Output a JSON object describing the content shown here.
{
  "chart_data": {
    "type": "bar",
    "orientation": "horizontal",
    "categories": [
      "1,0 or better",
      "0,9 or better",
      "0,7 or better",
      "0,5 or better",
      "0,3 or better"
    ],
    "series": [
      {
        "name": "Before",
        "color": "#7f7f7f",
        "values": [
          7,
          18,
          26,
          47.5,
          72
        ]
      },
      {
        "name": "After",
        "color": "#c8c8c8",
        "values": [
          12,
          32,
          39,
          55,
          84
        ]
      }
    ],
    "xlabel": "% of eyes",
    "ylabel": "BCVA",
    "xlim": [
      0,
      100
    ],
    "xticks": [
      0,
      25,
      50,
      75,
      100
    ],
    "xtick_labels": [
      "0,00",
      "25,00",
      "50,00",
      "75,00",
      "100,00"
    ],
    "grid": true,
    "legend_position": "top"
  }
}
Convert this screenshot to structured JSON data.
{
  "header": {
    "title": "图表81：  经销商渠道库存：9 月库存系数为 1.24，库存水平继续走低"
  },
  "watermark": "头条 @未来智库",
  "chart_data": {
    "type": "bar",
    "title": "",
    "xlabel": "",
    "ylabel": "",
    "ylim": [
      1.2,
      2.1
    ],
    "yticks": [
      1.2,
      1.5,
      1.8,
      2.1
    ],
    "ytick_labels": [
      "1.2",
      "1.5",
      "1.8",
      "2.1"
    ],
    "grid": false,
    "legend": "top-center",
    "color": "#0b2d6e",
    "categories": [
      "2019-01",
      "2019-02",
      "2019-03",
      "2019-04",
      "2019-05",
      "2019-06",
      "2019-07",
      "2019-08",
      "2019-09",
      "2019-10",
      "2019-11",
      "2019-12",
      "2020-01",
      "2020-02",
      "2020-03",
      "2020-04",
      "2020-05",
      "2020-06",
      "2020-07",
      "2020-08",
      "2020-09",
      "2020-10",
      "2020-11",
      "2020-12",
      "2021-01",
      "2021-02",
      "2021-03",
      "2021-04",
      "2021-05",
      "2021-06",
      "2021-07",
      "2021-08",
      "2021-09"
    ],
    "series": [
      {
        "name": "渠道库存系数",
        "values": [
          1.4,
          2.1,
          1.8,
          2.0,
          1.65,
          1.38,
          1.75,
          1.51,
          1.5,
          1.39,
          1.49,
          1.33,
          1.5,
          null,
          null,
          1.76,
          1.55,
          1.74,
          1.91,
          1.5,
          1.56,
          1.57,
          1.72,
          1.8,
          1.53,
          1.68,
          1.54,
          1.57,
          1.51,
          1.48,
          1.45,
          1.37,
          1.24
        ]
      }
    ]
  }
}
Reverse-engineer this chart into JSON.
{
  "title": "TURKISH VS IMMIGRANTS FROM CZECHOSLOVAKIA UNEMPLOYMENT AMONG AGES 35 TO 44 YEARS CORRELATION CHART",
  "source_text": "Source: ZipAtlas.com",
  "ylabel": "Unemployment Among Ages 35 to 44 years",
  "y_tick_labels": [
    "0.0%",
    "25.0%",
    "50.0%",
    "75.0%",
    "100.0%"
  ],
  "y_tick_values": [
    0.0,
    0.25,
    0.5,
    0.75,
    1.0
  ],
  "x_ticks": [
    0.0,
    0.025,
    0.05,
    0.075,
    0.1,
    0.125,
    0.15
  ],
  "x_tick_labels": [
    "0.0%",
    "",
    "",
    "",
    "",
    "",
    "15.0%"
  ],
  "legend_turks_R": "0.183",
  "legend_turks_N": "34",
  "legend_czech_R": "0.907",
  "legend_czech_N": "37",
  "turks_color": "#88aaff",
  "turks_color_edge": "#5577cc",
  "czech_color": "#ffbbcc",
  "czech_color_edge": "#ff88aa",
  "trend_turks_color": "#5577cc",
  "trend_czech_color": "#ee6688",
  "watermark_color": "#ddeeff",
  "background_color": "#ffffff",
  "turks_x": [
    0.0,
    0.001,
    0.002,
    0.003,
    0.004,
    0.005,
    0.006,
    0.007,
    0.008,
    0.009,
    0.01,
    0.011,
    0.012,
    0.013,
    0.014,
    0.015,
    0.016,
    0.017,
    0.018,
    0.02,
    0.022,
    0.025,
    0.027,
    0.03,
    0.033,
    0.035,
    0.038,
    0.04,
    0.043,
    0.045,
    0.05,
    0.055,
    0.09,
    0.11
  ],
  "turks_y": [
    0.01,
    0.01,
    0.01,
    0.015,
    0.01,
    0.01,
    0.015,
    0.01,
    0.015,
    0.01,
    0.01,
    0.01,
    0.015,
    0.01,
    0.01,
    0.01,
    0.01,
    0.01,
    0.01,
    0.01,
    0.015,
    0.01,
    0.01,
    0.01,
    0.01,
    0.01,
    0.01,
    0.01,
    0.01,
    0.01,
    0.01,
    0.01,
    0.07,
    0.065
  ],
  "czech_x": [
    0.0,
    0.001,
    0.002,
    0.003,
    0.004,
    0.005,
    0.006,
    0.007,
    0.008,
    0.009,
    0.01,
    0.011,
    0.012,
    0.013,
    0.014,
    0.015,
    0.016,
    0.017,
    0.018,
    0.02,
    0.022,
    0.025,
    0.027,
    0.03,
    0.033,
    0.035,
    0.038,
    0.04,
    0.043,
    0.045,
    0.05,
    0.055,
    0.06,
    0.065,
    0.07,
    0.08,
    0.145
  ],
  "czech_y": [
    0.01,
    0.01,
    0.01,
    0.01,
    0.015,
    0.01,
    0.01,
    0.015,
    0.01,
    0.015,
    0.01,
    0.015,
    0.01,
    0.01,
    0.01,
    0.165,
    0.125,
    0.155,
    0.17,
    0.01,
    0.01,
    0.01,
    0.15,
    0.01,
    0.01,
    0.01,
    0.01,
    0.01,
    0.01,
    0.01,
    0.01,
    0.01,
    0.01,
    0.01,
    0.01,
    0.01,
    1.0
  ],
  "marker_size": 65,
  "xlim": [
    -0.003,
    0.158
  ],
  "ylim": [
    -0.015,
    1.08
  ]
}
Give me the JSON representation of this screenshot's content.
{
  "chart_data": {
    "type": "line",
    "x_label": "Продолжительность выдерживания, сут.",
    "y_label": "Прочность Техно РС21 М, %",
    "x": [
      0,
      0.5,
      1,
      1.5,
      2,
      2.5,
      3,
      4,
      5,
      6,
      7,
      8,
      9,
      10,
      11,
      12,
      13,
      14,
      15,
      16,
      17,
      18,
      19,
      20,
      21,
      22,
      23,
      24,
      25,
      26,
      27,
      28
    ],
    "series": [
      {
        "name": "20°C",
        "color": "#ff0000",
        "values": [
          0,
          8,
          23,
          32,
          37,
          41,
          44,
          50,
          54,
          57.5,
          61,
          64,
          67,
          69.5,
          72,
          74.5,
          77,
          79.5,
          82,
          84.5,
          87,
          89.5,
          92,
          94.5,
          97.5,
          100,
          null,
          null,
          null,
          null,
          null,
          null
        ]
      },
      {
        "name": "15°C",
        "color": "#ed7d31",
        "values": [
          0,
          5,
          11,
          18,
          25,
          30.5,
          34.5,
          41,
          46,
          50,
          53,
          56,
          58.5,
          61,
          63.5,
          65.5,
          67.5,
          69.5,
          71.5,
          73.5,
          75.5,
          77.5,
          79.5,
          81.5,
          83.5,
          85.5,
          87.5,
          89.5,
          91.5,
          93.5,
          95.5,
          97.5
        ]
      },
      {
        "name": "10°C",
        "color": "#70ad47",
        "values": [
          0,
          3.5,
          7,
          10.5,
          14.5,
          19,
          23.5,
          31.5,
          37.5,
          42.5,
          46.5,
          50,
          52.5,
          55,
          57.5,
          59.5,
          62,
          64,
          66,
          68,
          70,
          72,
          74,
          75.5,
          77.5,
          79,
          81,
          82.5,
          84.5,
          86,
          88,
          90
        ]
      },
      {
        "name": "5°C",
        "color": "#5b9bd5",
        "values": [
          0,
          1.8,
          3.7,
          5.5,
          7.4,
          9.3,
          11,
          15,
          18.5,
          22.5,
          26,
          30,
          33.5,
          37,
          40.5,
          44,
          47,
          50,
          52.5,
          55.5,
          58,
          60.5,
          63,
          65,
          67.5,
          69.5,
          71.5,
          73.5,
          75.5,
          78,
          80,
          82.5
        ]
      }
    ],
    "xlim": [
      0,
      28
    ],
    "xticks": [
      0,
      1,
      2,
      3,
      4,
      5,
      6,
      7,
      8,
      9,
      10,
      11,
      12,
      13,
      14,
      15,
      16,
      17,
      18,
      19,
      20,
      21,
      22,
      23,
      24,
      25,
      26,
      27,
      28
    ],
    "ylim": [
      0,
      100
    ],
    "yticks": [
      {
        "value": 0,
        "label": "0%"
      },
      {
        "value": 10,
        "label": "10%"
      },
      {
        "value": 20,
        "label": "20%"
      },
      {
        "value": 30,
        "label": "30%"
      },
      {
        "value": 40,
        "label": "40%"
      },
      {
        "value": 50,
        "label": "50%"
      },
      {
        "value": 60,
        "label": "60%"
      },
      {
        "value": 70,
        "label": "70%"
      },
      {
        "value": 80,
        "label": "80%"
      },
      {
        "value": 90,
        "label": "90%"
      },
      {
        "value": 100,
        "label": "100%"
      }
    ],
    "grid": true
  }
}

☆ ☆ ☆

* _The exercise_
Reply with nothing but the number of lines in the data above that contain "title".

* _Task output_
3